Task =
Pull each line holding the word "drive" from the data.
▬▬▬▬▬▬
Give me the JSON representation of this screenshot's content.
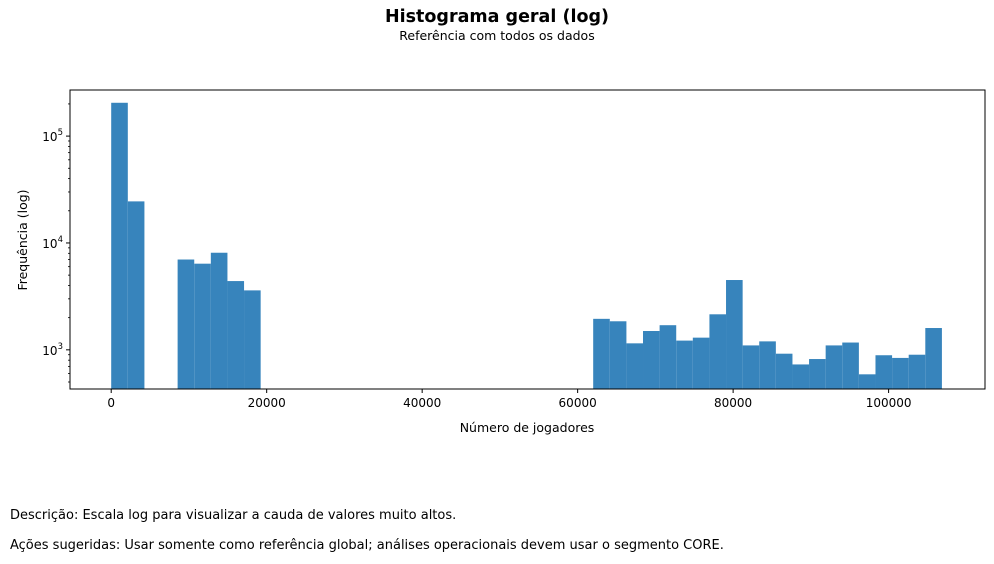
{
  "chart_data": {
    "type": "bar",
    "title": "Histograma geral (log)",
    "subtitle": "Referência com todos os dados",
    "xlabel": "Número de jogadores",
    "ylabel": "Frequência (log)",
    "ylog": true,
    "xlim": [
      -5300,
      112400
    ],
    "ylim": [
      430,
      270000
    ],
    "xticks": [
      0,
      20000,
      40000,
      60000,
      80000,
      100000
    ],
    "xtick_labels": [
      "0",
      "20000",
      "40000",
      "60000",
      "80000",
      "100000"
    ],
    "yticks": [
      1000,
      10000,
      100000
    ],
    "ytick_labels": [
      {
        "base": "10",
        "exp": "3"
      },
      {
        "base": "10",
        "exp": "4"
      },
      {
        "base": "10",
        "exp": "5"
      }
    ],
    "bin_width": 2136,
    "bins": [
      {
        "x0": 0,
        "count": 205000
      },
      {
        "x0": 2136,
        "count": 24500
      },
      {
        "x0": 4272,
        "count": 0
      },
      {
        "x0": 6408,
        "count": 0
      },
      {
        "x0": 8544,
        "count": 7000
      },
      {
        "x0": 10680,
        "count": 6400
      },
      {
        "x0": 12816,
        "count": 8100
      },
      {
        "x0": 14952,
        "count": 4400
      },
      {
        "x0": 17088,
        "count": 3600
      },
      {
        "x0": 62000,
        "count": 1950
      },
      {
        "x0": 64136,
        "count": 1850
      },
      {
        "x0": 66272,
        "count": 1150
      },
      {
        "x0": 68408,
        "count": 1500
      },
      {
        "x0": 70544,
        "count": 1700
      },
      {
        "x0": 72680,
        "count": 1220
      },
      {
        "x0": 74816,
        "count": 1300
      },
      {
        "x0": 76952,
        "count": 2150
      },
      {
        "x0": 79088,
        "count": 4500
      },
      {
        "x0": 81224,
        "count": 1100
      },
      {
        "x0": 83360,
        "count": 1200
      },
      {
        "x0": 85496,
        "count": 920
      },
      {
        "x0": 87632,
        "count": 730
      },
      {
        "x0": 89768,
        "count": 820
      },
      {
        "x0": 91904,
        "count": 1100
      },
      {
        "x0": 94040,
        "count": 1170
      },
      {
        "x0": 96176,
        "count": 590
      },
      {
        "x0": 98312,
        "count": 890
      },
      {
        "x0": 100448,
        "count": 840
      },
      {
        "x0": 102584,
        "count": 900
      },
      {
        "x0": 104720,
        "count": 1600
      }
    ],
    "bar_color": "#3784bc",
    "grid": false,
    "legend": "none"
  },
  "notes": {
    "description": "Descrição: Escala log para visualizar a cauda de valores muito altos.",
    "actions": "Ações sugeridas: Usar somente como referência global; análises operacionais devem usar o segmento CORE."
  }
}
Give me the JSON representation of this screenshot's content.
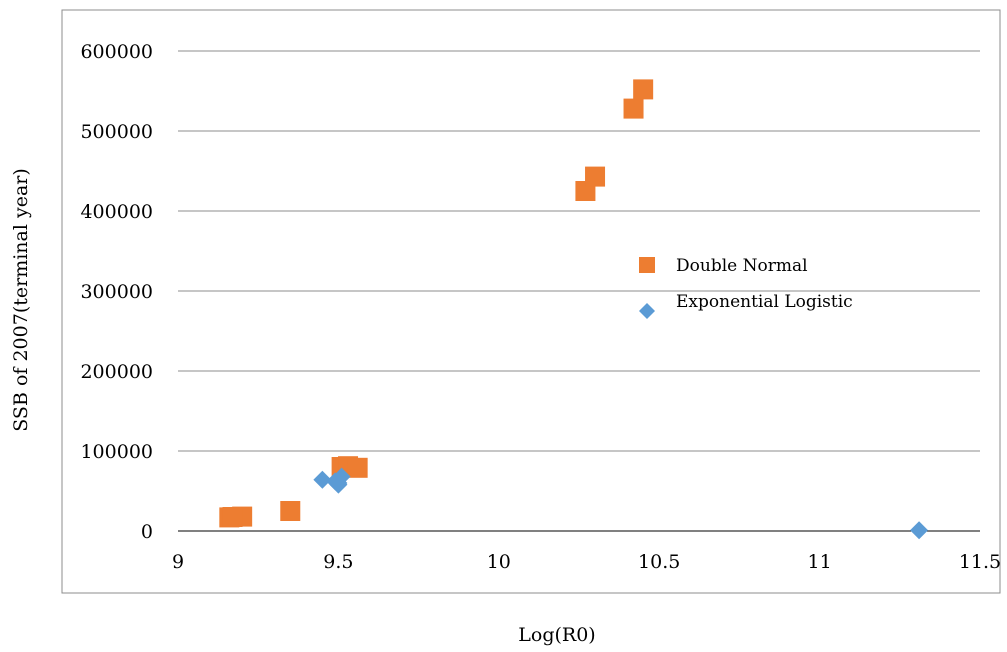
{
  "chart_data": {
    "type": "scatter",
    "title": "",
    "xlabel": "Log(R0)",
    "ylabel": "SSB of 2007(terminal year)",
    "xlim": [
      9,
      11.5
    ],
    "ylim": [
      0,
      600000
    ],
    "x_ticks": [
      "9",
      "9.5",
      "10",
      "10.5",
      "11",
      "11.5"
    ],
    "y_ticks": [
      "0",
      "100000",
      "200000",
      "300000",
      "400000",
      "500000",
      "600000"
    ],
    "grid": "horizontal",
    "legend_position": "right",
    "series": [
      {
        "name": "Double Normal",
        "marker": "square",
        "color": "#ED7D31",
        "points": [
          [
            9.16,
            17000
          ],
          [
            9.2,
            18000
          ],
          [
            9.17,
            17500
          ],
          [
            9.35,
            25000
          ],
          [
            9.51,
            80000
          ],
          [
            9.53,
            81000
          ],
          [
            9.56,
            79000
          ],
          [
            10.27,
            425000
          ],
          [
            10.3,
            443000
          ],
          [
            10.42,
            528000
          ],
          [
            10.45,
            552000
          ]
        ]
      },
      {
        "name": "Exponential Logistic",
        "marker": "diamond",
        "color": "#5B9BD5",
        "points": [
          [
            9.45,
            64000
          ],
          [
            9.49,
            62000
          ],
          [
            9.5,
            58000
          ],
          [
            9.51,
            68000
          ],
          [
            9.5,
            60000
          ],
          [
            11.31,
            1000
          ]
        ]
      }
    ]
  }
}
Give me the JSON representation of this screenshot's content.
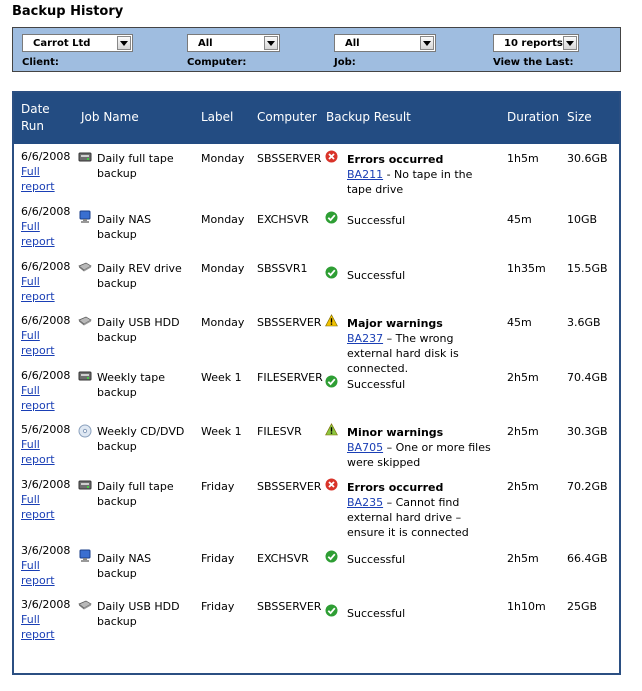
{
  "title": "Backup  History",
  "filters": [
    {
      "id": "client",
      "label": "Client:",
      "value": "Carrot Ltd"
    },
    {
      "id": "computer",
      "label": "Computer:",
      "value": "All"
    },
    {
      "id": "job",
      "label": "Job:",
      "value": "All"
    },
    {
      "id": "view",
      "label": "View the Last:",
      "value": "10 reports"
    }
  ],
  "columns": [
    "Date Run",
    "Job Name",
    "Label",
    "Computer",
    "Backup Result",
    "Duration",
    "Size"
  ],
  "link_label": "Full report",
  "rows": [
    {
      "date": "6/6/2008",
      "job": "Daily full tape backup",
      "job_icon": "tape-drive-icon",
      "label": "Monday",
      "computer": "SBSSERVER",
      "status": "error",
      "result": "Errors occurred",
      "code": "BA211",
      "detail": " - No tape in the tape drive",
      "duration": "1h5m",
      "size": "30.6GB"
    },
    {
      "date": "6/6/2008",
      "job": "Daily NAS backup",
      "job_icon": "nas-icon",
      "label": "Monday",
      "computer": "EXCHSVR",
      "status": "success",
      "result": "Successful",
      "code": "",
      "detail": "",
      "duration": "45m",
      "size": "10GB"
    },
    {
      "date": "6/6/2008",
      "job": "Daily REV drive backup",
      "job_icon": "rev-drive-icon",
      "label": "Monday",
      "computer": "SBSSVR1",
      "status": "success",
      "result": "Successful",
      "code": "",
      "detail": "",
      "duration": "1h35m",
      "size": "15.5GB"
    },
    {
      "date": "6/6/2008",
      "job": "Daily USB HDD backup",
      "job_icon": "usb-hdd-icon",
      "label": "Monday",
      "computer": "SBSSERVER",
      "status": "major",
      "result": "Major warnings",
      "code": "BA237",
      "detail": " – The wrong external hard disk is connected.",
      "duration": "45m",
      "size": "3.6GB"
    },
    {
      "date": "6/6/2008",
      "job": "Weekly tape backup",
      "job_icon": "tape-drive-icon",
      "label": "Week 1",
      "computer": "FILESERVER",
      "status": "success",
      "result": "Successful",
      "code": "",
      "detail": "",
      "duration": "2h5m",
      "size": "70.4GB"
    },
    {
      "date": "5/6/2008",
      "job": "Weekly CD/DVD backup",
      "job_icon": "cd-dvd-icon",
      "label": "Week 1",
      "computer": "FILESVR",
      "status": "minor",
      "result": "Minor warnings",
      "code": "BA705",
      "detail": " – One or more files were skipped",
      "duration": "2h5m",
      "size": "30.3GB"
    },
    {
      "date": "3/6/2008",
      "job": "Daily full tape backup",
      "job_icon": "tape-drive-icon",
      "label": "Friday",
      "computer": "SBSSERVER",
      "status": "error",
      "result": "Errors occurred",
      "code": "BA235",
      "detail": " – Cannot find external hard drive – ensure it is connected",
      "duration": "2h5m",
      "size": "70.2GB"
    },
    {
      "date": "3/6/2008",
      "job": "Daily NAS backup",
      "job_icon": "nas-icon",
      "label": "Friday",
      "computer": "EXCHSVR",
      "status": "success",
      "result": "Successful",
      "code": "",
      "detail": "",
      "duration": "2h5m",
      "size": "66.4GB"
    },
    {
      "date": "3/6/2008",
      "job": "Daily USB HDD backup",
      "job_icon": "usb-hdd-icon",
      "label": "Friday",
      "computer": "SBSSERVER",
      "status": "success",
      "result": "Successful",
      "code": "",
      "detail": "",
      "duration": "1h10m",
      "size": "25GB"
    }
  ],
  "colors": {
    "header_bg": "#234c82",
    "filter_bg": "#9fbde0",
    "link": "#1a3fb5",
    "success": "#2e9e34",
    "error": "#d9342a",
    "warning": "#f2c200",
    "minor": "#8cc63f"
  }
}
▬▬▬▬▬▬
Solution =
      "job_icon": "tape-drive-icon",
      "detail": " - No tape in the tape drive",
      "job": "Daily REV drive backup",
      "job_icon": "rev-drive-icon",
      "job_icon": "tape-drive-icon",
      "job_icon": "tape-drive-icon",
      "detail": " – Cannot find external hard drive – ensure it is connected",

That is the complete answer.